- [Data lines]

┏━━

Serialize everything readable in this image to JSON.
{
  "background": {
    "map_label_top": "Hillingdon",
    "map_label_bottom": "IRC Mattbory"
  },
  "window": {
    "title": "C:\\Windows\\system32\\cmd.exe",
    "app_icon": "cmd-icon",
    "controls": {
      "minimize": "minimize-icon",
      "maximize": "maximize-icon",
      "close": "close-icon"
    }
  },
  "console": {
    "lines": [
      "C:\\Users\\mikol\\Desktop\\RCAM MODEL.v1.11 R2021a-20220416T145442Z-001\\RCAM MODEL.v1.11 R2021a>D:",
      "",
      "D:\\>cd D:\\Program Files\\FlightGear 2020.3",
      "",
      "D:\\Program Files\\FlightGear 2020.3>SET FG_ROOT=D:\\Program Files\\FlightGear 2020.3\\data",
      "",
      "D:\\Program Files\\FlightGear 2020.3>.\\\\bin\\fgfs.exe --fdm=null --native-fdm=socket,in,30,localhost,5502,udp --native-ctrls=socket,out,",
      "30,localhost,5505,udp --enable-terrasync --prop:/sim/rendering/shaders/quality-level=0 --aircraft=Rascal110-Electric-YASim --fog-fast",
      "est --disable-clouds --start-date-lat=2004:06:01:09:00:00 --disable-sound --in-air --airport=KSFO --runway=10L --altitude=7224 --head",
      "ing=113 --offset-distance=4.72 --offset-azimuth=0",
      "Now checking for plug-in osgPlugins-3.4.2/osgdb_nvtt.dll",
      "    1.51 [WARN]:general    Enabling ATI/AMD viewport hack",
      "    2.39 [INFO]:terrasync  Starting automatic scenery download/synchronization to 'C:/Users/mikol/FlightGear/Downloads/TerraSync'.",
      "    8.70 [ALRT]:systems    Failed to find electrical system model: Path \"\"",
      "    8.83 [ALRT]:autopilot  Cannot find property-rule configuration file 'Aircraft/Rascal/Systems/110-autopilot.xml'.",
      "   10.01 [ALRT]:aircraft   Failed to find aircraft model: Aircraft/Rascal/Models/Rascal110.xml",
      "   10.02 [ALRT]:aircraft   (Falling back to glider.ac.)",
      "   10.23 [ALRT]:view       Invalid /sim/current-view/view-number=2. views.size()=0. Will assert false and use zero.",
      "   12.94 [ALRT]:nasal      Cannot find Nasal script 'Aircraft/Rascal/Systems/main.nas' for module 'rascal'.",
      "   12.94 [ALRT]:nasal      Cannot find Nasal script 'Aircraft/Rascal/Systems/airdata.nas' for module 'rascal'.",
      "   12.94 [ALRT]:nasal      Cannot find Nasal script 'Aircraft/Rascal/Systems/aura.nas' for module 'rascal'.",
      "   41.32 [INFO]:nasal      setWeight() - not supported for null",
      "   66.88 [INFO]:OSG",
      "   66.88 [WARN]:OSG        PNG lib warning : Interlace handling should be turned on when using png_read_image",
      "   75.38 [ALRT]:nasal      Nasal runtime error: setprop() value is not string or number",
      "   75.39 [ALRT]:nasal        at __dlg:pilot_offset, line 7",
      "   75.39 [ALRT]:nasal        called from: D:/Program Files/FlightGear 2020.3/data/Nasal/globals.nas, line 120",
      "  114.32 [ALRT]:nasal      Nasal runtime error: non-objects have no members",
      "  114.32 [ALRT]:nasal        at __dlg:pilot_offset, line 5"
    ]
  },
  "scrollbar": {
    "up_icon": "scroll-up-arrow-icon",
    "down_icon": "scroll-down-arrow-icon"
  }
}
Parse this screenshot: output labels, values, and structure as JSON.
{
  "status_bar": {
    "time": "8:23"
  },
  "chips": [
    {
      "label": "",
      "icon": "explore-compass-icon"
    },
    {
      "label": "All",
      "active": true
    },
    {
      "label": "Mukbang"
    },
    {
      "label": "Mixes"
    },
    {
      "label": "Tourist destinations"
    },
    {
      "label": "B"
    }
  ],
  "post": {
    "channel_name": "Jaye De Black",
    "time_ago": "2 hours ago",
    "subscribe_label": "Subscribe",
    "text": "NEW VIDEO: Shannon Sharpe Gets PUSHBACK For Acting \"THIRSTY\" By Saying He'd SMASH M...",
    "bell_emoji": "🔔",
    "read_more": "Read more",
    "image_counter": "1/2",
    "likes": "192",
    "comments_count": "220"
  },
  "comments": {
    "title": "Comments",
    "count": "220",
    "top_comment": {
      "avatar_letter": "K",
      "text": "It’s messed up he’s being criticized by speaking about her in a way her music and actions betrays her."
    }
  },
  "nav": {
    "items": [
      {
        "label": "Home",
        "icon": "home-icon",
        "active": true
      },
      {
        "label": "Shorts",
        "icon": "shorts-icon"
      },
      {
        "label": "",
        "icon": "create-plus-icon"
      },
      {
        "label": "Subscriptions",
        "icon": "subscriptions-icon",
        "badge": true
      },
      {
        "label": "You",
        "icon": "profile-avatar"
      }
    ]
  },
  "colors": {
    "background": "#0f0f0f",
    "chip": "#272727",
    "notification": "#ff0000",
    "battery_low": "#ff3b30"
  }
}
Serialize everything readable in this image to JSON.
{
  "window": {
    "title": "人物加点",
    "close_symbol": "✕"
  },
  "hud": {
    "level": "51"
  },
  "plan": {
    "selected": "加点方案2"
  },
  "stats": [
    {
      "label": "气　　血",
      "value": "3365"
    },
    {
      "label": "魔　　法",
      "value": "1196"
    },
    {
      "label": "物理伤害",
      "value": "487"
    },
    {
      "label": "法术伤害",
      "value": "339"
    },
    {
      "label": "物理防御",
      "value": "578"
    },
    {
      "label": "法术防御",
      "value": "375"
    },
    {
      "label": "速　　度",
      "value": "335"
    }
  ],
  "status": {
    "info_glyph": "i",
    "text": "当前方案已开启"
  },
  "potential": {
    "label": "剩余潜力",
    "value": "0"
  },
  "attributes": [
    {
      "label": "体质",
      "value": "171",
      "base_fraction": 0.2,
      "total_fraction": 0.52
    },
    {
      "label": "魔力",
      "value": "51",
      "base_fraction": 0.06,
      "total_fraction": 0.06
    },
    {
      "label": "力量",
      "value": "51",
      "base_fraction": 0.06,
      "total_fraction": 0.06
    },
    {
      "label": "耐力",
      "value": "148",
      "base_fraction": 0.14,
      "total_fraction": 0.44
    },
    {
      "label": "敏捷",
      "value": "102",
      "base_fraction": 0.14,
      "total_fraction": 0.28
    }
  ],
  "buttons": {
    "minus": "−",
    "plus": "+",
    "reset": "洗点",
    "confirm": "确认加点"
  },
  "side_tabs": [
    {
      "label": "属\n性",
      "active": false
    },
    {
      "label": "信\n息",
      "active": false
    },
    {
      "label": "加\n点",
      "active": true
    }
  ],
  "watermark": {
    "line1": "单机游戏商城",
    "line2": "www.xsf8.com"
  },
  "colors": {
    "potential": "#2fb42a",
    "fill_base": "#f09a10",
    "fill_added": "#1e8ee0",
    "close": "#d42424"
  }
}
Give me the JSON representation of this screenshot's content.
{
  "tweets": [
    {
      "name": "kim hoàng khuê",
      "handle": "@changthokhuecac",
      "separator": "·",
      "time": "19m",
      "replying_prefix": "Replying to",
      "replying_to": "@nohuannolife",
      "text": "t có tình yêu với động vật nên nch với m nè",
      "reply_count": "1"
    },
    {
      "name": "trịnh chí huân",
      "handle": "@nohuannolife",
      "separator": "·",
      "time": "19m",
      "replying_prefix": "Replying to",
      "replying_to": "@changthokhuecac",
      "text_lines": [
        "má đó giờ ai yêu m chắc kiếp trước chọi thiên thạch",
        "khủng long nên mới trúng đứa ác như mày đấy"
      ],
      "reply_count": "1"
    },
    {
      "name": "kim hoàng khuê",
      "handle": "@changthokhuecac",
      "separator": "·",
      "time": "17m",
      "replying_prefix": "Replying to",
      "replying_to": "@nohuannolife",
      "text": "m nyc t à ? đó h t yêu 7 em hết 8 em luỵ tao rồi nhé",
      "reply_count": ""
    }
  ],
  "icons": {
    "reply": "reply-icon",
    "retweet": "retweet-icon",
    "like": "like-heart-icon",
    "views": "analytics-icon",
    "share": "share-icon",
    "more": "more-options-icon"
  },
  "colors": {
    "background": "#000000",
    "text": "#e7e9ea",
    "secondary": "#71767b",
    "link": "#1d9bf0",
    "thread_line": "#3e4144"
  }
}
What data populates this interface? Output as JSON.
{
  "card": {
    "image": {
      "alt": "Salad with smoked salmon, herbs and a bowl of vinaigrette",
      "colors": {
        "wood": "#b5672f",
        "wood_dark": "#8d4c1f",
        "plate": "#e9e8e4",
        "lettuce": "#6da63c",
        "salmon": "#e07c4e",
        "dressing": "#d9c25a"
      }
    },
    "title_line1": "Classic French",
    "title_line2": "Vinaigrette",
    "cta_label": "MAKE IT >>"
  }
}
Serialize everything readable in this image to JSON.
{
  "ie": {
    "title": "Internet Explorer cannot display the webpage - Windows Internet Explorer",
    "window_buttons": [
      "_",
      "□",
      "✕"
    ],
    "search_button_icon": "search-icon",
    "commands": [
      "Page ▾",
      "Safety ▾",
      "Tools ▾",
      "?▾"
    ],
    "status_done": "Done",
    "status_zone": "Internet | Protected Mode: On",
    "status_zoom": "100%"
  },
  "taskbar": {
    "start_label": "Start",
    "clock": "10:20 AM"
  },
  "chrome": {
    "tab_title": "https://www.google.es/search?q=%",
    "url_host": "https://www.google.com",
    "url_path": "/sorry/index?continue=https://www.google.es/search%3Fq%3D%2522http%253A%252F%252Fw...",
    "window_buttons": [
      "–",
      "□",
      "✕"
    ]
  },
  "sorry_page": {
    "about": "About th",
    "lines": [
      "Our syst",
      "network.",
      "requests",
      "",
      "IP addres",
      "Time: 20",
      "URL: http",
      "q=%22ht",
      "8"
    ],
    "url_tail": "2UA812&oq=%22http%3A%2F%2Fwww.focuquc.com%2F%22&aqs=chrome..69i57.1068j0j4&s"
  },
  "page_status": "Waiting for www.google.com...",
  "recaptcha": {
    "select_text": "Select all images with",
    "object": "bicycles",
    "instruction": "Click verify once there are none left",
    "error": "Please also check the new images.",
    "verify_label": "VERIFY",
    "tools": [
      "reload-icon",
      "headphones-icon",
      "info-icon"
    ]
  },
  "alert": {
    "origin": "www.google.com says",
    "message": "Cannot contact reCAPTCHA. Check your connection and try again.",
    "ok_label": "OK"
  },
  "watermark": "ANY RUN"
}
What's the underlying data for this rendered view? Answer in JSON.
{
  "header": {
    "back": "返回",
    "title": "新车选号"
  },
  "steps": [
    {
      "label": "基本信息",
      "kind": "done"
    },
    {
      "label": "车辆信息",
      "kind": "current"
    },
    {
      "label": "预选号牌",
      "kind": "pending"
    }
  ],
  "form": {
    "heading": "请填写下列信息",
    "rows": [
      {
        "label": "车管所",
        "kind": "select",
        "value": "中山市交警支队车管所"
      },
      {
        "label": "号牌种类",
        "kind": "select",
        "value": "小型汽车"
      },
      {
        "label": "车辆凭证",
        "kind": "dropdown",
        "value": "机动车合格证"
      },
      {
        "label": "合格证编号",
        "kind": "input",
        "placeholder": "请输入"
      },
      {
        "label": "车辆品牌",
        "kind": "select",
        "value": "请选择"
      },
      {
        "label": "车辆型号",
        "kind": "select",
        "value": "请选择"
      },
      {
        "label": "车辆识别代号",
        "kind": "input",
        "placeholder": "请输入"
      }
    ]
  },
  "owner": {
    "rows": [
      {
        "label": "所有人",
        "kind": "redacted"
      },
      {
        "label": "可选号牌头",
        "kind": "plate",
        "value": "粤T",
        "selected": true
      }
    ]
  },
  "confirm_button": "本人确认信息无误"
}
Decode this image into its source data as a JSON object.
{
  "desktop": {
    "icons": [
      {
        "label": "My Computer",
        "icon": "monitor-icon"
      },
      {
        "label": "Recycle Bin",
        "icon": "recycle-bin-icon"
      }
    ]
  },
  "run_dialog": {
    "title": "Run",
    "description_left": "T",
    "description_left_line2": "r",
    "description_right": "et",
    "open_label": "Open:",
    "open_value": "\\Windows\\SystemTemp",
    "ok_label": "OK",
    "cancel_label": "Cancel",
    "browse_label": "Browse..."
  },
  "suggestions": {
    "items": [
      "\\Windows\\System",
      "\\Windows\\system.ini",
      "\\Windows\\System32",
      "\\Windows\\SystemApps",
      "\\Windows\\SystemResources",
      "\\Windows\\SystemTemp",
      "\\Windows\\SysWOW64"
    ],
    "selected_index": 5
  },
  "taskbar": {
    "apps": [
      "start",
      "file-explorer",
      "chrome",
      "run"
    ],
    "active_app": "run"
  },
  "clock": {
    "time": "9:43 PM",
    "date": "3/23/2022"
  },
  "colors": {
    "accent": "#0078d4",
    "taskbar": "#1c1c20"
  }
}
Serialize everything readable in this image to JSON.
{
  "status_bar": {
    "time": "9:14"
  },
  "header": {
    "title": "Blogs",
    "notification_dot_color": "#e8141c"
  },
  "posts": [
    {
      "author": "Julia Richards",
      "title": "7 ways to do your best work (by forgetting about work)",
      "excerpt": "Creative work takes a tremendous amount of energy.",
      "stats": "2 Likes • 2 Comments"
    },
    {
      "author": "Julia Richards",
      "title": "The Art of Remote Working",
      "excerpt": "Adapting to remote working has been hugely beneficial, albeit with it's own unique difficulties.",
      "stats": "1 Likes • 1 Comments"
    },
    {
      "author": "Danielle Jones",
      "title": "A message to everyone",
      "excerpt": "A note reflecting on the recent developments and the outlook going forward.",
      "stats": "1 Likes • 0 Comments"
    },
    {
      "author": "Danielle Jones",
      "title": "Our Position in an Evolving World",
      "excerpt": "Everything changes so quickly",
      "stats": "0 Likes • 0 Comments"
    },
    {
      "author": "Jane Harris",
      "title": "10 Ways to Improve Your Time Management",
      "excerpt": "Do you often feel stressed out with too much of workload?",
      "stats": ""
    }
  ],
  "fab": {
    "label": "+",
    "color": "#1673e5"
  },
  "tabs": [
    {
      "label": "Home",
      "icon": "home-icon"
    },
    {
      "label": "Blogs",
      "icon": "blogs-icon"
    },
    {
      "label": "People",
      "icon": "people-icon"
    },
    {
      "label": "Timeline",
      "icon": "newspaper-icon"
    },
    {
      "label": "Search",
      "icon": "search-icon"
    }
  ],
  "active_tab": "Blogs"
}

┗━━

Copy out every line of the data that includes "chrome".

- [Written answer]
  "chrome": {
    "url_tail": "2UA812&oq=%22http%3A%2F%2Fwww.focuquc.com%2F%22&aqs=chrome..69i57.1068j0j4&s"
      "chrome",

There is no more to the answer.